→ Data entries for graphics

........

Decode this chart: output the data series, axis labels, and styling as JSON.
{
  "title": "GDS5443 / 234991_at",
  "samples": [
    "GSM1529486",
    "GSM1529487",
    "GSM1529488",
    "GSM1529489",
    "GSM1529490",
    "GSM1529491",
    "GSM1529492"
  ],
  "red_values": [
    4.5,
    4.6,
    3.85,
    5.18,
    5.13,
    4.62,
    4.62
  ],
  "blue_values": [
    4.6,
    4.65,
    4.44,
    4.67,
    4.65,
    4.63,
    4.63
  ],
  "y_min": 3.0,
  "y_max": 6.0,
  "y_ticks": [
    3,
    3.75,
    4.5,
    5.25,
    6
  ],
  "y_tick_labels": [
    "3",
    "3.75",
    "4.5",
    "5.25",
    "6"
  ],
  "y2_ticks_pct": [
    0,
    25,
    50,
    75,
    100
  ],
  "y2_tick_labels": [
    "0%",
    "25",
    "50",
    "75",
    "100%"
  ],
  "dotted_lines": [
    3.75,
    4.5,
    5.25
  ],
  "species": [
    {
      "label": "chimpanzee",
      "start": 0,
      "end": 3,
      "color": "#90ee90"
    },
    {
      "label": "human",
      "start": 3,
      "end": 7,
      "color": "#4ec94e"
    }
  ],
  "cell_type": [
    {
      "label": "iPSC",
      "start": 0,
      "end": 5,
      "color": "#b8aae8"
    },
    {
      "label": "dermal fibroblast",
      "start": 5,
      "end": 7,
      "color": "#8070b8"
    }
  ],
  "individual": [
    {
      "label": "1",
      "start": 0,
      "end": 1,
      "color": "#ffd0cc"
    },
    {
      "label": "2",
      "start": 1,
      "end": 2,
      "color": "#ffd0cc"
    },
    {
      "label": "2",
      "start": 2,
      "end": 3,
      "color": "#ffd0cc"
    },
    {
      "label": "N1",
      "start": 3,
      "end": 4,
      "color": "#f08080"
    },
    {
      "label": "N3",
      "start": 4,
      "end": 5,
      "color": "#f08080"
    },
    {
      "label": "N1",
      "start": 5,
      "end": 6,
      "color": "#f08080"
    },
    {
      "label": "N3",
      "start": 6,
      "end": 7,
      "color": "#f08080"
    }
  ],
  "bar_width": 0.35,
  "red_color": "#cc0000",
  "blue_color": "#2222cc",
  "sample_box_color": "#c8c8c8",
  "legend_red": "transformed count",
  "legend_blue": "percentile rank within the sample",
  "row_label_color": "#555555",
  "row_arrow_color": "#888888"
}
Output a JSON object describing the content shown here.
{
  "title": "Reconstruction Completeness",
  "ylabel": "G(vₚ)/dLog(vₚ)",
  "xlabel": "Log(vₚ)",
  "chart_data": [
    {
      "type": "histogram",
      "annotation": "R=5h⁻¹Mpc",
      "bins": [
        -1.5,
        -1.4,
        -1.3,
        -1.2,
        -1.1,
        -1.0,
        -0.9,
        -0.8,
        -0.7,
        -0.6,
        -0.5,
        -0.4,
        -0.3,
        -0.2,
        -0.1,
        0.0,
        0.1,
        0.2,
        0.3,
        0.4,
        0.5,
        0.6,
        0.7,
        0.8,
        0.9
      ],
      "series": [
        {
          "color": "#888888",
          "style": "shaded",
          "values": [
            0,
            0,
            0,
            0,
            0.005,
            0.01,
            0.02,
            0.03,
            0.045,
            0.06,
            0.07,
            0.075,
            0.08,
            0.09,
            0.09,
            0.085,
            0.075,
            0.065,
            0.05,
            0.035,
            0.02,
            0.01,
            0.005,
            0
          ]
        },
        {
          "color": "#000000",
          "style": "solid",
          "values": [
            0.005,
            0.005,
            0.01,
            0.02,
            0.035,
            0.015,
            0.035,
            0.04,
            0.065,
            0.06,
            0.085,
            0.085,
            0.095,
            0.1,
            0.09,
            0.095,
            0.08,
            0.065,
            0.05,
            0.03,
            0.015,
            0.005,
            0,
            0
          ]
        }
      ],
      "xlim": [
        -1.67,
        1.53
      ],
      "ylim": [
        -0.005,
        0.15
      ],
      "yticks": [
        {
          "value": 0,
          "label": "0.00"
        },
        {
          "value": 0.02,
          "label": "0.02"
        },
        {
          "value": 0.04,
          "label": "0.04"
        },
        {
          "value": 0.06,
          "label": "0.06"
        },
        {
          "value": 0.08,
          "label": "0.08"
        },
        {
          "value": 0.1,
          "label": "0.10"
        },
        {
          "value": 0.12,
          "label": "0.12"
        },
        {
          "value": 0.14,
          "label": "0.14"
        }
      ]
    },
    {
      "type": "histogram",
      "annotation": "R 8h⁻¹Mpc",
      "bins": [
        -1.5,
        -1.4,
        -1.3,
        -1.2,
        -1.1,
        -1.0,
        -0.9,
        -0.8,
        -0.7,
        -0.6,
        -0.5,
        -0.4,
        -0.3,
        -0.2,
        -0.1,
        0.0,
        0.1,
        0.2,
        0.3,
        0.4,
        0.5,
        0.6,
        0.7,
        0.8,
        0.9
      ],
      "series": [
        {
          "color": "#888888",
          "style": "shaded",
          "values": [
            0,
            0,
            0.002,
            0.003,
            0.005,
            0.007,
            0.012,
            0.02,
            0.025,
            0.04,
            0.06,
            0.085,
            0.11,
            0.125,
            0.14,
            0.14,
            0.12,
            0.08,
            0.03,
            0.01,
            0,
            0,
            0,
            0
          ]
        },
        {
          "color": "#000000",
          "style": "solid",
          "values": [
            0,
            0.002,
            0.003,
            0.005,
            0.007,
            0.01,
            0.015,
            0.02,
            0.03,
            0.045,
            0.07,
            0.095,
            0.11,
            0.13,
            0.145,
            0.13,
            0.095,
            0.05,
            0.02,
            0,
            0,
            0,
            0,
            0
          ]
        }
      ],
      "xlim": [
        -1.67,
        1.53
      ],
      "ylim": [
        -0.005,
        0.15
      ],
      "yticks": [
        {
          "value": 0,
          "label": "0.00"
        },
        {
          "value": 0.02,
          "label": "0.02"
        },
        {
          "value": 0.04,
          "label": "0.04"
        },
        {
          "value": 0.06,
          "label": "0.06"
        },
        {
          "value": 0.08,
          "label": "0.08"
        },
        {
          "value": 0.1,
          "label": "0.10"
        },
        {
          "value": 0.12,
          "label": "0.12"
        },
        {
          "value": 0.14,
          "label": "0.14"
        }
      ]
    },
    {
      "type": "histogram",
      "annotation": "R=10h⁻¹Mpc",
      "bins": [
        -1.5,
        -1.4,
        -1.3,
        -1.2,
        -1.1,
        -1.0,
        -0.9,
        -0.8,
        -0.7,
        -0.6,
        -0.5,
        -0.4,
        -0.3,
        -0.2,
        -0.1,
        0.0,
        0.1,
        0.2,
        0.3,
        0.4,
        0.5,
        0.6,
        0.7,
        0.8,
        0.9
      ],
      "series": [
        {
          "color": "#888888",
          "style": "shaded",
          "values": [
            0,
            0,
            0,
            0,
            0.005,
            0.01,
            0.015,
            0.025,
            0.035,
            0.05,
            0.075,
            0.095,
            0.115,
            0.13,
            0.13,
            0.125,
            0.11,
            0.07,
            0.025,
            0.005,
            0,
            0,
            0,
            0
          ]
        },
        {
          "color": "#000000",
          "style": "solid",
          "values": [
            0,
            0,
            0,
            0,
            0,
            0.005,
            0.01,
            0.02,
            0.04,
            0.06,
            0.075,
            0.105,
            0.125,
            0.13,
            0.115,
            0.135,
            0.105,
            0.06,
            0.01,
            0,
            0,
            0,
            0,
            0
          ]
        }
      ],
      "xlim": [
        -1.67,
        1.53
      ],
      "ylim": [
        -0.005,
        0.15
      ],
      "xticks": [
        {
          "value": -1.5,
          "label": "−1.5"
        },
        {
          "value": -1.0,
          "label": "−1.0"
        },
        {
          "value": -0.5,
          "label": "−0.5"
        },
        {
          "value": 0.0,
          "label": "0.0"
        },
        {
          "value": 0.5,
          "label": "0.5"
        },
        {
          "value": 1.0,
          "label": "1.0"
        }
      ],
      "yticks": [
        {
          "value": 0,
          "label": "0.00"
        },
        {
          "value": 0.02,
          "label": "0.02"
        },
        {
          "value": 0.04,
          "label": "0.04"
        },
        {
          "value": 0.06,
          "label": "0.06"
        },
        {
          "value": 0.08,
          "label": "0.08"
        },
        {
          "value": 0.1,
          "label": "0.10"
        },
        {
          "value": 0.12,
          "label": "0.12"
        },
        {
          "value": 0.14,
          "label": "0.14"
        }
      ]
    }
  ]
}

........

→ WORK INSTRUCTIONS
Which lines above contain "title"? Show each of them.

→ RESPONSE
  "title": "GDS5443 / 234991_at",
  "title": "Reconstruction Completeness",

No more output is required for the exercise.